Extracted material »
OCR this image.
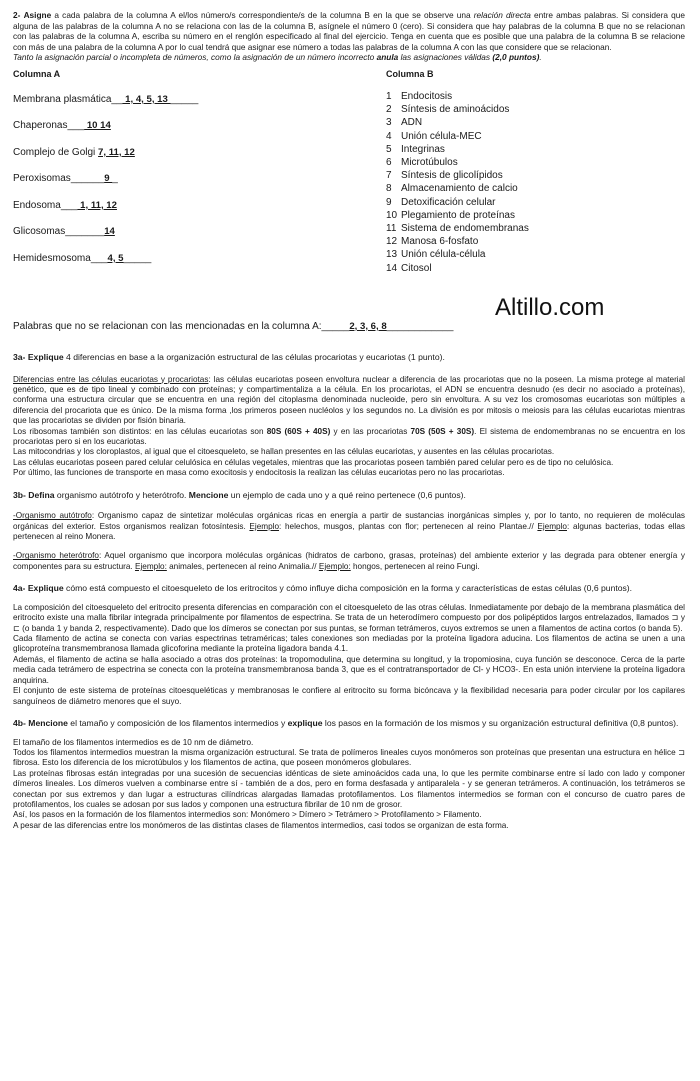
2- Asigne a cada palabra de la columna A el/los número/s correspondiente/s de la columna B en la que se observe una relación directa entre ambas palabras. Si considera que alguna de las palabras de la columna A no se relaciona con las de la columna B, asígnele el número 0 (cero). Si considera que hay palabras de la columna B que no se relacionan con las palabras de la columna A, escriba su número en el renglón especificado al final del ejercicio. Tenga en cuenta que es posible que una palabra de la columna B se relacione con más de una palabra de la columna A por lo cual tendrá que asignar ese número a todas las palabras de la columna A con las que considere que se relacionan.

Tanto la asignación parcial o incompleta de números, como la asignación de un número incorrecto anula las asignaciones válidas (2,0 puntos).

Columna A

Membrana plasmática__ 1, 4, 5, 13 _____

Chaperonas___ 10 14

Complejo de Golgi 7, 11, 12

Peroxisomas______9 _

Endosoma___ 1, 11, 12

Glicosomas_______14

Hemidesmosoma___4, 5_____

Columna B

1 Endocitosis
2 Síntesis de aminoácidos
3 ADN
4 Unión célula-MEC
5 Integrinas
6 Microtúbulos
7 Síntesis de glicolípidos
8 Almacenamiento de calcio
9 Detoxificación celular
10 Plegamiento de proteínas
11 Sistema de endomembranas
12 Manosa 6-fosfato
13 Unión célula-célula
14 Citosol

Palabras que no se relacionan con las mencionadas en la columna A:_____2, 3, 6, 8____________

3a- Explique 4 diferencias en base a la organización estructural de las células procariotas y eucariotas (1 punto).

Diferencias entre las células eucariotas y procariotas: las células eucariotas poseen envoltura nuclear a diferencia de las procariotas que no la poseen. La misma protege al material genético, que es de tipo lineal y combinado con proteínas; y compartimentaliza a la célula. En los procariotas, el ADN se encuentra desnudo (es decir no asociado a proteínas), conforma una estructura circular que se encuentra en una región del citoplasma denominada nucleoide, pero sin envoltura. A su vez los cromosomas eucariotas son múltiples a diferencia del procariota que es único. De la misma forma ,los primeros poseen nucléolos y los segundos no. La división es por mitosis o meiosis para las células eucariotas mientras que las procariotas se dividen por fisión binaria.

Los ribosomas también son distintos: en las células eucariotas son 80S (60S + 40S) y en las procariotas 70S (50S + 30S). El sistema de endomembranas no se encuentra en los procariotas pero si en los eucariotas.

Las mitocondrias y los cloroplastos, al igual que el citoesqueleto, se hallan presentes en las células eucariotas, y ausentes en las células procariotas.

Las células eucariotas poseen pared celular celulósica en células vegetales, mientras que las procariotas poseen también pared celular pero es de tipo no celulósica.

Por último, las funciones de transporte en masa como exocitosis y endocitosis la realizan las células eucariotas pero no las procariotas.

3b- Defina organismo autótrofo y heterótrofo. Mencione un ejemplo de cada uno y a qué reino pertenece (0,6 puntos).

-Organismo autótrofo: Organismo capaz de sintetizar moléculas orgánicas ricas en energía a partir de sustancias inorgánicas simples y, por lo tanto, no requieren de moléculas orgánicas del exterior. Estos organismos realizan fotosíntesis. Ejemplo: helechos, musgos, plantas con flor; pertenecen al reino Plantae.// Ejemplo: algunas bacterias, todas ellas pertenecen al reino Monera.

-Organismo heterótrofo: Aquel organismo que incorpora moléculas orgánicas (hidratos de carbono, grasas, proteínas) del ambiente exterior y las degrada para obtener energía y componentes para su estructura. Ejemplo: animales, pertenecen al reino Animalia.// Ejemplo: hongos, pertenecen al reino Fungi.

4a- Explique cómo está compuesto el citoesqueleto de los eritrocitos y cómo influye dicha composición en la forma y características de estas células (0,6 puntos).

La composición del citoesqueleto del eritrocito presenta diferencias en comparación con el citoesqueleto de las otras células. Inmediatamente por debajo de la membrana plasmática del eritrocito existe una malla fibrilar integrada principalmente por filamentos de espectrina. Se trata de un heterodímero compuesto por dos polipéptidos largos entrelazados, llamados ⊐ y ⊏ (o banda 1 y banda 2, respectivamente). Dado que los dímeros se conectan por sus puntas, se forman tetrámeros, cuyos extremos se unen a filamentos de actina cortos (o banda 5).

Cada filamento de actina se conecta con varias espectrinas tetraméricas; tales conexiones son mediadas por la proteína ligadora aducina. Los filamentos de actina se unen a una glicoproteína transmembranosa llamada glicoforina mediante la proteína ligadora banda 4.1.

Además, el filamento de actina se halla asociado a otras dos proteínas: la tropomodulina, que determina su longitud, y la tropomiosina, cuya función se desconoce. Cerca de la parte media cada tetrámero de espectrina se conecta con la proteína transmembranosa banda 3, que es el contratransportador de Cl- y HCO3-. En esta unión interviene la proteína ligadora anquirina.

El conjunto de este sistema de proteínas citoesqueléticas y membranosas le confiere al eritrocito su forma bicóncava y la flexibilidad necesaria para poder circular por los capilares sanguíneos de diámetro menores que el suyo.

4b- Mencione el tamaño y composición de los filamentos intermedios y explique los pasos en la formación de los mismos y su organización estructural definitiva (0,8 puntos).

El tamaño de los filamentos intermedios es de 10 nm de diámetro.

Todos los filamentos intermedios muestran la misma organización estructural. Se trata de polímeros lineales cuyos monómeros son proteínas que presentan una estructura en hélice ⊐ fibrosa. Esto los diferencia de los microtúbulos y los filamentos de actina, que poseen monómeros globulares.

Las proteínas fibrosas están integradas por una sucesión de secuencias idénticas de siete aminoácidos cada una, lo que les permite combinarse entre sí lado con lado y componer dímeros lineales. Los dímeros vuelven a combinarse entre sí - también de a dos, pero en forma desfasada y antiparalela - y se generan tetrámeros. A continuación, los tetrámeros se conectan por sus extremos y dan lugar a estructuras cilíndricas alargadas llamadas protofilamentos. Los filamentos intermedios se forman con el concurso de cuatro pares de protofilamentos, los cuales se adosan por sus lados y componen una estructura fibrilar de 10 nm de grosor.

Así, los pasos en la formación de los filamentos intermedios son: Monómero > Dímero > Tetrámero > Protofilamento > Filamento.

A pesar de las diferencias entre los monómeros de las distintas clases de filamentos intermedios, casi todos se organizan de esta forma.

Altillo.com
---
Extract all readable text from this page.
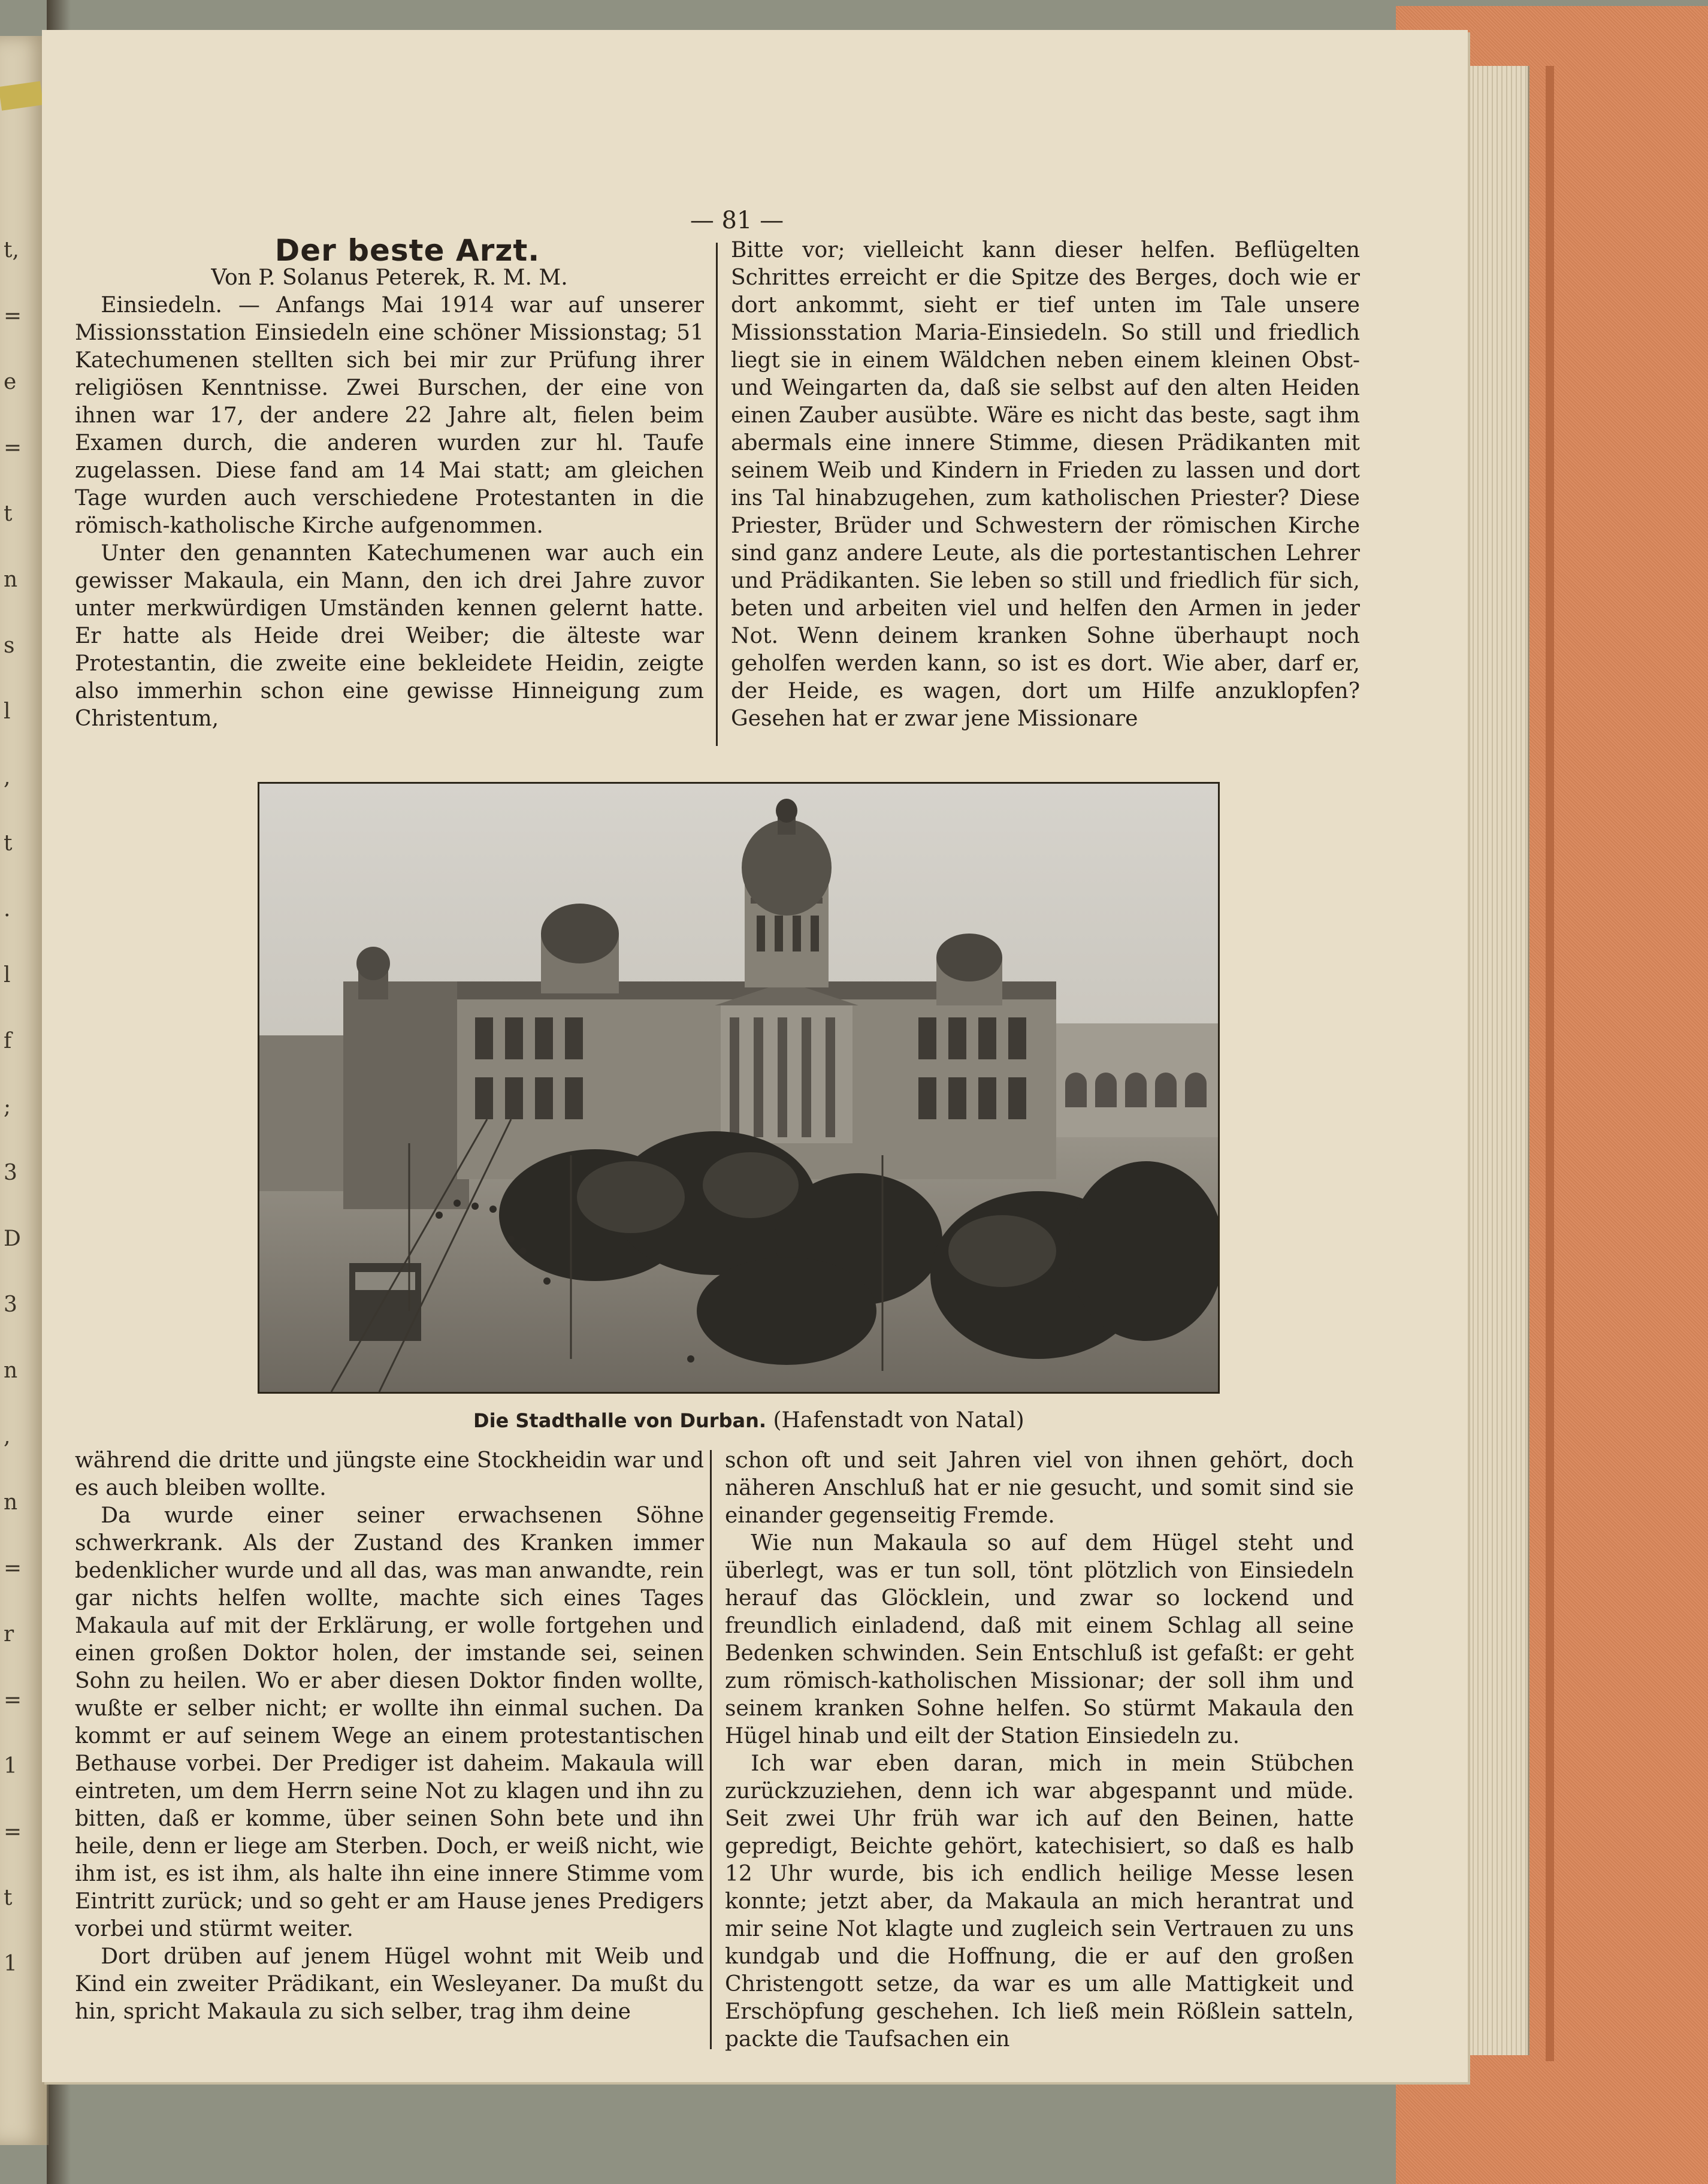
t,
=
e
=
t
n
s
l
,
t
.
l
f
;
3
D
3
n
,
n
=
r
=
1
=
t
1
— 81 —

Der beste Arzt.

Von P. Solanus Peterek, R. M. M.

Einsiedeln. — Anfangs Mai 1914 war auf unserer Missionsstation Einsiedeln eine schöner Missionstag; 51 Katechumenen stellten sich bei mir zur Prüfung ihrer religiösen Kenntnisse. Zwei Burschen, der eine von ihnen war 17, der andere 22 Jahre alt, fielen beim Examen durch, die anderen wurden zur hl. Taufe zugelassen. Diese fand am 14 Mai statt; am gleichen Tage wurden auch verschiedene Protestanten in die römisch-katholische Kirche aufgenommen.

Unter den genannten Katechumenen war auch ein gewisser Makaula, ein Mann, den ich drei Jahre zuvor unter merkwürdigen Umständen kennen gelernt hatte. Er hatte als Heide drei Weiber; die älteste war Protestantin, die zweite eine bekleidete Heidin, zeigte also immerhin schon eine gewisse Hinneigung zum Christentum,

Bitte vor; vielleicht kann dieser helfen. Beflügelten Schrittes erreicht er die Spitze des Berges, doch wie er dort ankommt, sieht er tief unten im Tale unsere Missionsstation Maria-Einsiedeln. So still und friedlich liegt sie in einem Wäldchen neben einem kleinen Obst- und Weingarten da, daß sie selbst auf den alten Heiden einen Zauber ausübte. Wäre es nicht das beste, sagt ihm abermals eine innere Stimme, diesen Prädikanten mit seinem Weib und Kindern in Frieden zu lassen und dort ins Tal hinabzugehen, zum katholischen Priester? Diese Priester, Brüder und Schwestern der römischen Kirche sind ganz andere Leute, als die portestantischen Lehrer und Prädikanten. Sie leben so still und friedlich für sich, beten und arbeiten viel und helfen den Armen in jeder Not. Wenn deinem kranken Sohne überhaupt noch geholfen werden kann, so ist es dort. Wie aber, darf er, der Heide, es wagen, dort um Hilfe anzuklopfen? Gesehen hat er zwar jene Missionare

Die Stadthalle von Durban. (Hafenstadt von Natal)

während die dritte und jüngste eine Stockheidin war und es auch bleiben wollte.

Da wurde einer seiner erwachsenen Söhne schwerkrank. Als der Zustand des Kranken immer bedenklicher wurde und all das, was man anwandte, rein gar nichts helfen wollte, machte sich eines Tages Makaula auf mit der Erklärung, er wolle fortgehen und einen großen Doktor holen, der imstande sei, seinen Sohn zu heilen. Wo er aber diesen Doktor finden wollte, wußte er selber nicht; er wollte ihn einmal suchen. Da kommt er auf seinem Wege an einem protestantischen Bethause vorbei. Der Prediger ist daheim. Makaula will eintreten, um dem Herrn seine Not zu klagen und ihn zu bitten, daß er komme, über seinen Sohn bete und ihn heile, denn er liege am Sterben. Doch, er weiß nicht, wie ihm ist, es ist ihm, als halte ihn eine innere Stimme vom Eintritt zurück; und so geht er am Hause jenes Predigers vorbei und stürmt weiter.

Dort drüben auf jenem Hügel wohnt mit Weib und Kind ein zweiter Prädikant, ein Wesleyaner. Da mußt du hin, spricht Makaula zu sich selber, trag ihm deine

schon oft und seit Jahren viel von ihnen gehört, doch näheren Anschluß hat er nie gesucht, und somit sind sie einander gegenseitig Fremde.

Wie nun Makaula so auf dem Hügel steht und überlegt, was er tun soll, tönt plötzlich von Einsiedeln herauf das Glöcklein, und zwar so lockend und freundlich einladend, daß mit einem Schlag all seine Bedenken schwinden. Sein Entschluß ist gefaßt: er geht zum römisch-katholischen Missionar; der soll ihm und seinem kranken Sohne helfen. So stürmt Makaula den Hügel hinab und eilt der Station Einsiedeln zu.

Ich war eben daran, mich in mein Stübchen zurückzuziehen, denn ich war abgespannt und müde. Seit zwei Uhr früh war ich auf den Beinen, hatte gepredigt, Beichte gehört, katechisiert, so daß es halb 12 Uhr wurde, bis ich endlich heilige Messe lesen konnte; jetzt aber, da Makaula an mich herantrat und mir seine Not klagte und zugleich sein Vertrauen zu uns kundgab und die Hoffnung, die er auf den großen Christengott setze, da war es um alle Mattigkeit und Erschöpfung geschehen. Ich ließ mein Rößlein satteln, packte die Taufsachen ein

Exercise »
Which lines of the listing include the string "ligadora"? Pull them out.

Solution »
Cada filamento de actina se conecta con varias espectrinas tetraméricas; tales conexiones son mediadas por la proteína ligadora aducina. Los filamentos de actina se unen a una glicoproteína transmembranosa llamada glicoforina mediante la proteína ligadora banda 4.1.
Además, el filamento de actina se halla asociado a otras dos proteínas: la tropomodulina, que determina su longitud, y la tropomiosina, cuya función se desconoce. Cerca de la parte media cada tetrámero de espectrina se conecta con la proteína transmembranosa banda 3, que es el contratransportador de Cl- y HCO3-. En esta unión interviene la proteína ligadora anquirina.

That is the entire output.